[Dataset entries]

= = = = = = =

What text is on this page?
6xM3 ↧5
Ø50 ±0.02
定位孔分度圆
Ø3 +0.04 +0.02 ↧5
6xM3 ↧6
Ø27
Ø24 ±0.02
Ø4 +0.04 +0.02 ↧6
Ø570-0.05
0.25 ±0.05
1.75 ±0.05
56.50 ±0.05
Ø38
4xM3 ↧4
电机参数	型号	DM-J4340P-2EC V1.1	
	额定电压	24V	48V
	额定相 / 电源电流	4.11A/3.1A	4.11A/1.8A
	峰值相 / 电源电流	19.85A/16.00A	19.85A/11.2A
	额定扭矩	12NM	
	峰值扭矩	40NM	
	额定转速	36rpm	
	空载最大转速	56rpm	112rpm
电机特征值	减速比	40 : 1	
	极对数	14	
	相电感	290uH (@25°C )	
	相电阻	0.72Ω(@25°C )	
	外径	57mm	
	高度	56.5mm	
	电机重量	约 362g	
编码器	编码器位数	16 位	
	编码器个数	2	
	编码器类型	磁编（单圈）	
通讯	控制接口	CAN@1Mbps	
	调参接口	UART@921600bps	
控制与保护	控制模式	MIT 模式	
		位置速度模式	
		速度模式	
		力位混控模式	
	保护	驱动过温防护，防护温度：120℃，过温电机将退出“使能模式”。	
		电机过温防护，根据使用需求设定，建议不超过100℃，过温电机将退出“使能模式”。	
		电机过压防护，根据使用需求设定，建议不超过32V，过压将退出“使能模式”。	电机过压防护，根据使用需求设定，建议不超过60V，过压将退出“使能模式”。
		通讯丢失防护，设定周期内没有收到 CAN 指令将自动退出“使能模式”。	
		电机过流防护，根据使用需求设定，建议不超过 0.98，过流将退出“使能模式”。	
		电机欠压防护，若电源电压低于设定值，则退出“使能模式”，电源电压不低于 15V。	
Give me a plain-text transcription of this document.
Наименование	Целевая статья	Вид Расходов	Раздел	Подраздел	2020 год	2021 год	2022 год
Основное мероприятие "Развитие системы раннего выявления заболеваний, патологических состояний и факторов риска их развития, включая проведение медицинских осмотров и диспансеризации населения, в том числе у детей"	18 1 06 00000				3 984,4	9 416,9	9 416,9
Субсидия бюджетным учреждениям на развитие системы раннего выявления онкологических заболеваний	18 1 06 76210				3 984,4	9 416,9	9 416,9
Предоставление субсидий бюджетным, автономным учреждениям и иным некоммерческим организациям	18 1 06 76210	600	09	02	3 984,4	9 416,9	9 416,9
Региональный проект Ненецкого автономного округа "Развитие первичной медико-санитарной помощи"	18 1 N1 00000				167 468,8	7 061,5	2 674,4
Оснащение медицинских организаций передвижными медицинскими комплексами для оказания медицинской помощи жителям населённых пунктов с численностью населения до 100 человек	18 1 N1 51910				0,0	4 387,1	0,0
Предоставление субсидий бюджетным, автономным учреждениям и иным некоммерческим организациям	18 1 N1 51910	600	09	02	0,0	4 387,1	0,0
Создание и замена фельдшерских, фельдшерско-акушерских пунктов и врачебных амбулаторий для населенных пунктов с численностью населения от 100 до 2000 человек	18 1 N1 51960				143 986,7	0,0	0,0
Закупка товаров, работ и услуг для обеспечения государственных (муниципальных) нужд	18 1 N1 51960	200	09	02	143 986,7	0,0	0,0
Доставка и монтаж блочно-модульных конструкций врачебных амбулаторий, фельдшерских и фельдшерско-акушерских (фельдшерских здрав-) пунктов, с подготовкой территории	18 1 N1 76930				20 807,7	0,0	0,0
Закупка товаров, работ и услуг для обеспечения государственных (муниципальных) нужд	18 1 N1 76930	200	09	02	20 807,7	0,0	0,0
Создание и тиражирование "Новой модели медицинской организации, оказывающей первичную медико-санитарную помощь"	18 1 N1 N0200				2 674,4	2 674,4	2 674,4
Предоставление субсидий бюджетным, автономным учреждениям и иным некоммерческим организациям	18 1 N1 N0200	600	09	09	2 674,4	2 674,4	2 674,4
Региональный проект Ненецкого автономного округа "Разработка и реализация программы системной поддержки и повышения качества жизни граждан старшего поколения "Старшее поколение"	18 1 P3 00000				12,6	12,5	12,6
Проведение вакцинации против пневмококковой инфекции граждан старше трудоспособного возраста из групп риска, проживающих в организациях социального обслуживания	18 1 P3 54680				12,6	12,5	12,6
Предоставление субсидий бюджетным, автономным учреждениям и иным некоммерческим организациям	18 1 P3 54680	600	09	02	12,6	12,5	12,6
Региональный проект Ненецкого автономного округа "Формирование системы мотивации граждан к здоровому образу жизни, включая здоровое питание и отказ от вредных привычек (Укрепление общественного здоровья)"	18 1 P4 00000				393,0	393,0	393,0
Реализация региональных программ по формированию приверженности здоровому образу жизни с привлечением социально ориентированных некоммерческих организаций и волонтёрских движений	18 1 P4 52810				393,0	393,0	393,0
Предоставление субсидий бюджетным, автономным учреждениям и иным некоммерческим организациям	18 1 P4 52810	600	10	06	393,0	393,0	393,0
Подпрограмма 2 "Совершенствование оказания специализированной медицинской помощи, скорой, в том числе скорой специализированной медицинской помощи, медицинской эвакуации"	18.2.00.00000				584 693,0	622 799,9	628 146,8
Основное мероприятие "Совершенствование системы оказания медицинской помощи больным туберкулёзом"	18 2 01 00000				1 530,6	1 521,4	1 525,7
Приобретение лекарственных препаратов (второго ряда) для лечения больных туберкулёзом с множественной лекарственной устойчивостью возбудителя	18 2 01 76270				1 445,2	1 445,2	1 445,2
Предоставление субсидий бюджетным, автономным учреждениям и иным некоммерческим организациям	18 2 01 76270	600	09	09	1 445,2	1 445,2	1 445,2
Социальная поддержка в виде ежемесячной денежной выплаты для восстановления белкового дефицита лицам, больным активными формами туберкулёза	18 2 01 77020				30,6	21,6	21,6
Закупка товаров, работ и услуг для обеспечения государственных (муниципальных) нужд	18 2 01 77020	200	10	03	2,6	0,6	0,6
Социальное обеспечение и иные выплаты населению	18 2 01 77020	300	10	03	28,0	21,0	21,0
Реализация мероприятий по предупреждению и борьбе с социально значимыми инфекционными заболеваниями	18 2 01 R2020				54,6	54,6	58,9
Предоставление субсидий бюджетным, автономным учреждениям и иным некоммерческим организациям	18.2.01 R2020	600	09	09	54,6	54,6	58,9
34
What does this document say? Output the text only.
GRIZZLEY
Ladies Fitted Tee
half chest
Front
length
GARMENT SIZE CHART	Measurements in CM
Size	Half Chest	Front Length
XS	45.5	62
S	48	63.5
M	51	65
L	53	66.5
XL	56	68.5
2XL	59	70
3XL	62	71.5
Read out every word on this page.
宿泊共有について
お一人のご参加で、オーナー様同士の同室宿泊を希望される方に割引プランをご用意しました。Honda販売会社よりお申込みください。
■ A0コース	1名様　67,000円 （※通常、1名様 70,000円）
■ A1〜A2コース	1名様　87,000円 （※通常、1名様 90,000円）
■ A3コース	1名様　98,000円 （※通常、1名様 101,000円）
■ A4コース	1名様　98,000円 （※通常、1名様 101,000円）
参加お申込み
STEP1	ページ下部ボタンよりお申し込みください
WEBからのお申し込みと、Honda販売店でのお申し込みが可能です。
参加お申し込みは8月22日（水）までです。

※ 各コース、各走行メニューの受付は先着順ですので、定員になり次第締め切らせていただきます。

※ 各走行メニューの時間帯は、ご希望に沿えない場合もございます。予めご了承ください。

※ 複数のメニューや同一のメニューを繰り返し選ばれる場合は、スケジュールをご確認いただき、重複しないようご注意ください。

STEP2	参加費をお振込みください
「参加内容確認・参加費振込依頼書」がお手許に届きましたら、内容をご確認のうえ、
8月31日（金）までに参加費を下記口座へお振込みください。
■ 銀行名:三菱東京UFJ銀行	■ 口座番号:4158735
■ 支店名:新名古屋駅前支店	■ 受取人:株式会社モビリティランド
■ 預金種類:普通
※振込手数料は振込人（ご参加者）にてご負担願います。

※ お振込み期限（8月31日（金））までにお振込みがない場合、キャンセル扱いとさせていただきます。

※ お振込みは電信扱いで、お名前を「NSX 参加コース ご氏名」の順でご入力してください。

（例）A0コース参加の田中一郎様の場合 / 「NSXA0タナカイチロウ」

= = = = = = =

SHORT TASK: Repeat exactly the lines starting at the line with "Read out every word on this page." and ending with the final line of the entries. Include nothing else.

OUTPUT OF THE TASK:
Read out every word on this page.
宿泊共有について
お一人のご参加で、オーナー様同士の同室宿泊を希望される方に割引プランをご用意しました。Honda販売会社よりお申込みください。
■ A0コース	1名様　67,000円 （※通常、1名様 70,000円）
■ A1〜A2コース	1名様　87,000円 （※通常、1名様 90,000円）
■ A3コース	1名様　98,000円 （※通常、1名様 101,000円）
■ A4コース	1名様　98,000円 （※通常、1名様 101,000円）
参加お申込み
STEP1	ページ下部ボタンよりお申し込みください
WEBからのお申し込みと、Honda販売店でのお申し込みが可能です。
参加お申し込みは8月22日（水）までです。

※ 各コース、各走行メニューの受付は先着順ですので、定員になり次第締め切らせていただきます。

※ 各走行メニューの時間帯は、ご希望に沿えない場合もございます。予めご了承ください。

※ 複数のメニューや同一のメニューを繰り返し選ばれる場合は、スケジュールをご確認いただき、重複しないようご注意ください。

STEP2	参加費をお振込みください
「参加内容確認・参加費振込依頼書」がお手許に届きましたら、内容をご確認のうえ、
8月31日（金）までに参加費を下記口座へお振込みください。
■ 銀行名:三菱東京UFJ銀行	■ 口座番号:4158735
■ 支店名:新名古屋駅前支店	■ 受取人:株式会社モビリティランド
■ 預金種類:普通
※振込手数料は振込人（ご参加者）にてご負担願います。

※ お振込み期限（8月31日（金））までにお振込みがない場合、キャンセル扱いとさせていただきます。

※ お振込みは電信扱いで、お名前を「NSX 参加コース ご氏名」の順でご入力してください。

（例）A0コース参加の田中一郎様の場合 / 「NSXA0タナカイチロウ」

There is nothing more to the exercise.